__STORED RECORDS__.
#####

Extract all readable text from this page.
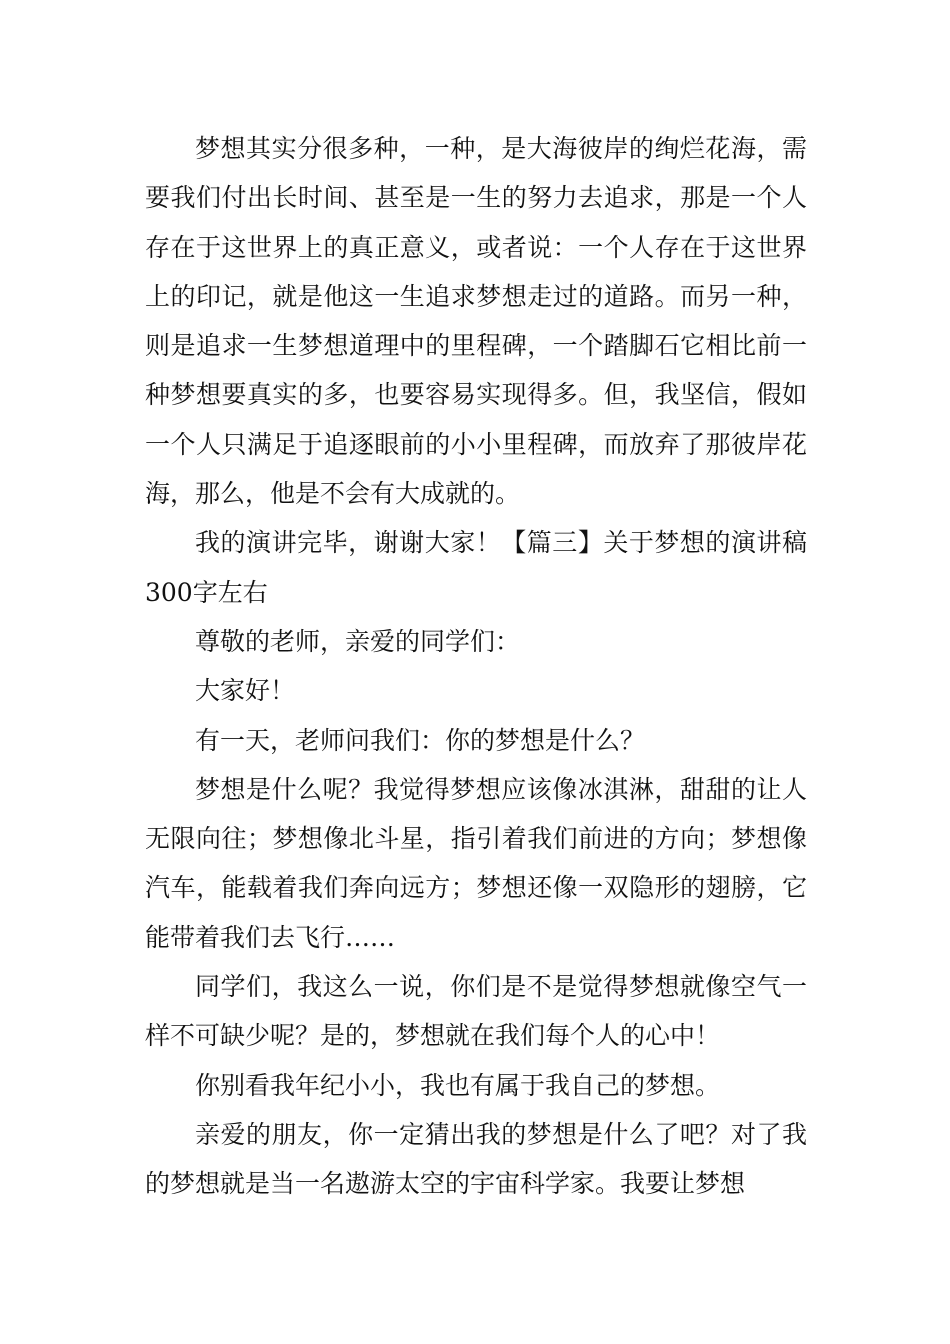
梦想其实分很多种，一种，是大海彼岸的绚烂花海，需要我们付出长时间、甚至是一生的努力去追求，那是一个人存在于这世界上的真正意义，或者说：一个人存在于这世界上的印记，就是他这一生追求梦想走过的道路。而另一种，则是追求一生梦想道理中的里程碑，一个踏脚石它相比前一种梦想要真实的多，也要容易实现得多。但，我坚信，假如一个人只满足于追逐眼前的小小里程碑，而放弃了那彼岸花海，那么，他是不会有大成就的。

我的演讲完毕，谢谢大家！【篇三】关于梦想的演讲稿300字左右

尊敬的老师，亲爱的同学们：

大家好！

有一天，老师问我们：你的梦想是什么？

梦想是什么呢？我觉得梦想应该像冰淇淋，甜甜的让人无限向往；梦想像北斗星，指引着我们前进的方向；梦想像汽车，能载着我们奔向远方；梦想还像一双隐形的翅膀，它能带着我们去飞行……

同学们，我这么一说，你们是不是觉得梦想就像空气一样不可缺少呢？是的，梦想就在我们每个人的心中！

你别看我年纪小小，我也有属于我自己的梦想。

亲爱的朋友，你一定猜出我的梦想是什么了吧？对了我的梦想就是当一名遨游太空的宇宙科学家。我要让梦想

#####

__SET PROBLEM__. Quote everything in the listing above exactly; pictures are the only thing to omit.

__WORKED ANSWER__.
Extract all readable text from this page.
梦想其实分很多种，一种，是大海彼岸的绚烂花海，需要我们付出长时间、甚至是一生的努力去追求，那是一个人存在于这世界上的真正意义，或者说：一个人存在于这世界上的印记，就是他这一生追求梦想走过的道路。而另一种，则是追求一生梦想道理中的里程碑，一个踏脚石它相比前一种梦想要真实的多，也要容易实现得多。但，我坚信，假如一个人只满足于追逐眼前的小小里程碑，而放弃了那彼岸花海，那么，他是不会有大成就的。

我的演讲完毕，谢谢大家！【篇三】关于梦想的演讲稿300字左右

尊敬的老师，亲爱的同学们：

大家好！

有一天，老师问我们：你的梦想是什么？

梦想是什么呢？我觉得梦想应该像冰淇淋，甜甜的让人无限向往；梦想像北斗星，指引着我们前进的方向；梦想像汽车，能载着我们奔向远方；梦想还像一双隐形的翅膀，它能带着我们去飞行……

同学们，我这么一说，你们是不是觉得梦想就像空气一样不可缺少呢？是的，梦想就在我们每个人的心中！

你别看我年纪小小，我也有属于我自己的梦想。

亲爱的朋友，你一定猜出我的梦想是什么了吧？对了我的梦想就是当一名遨游太空的宇宙科学家。我要让梦想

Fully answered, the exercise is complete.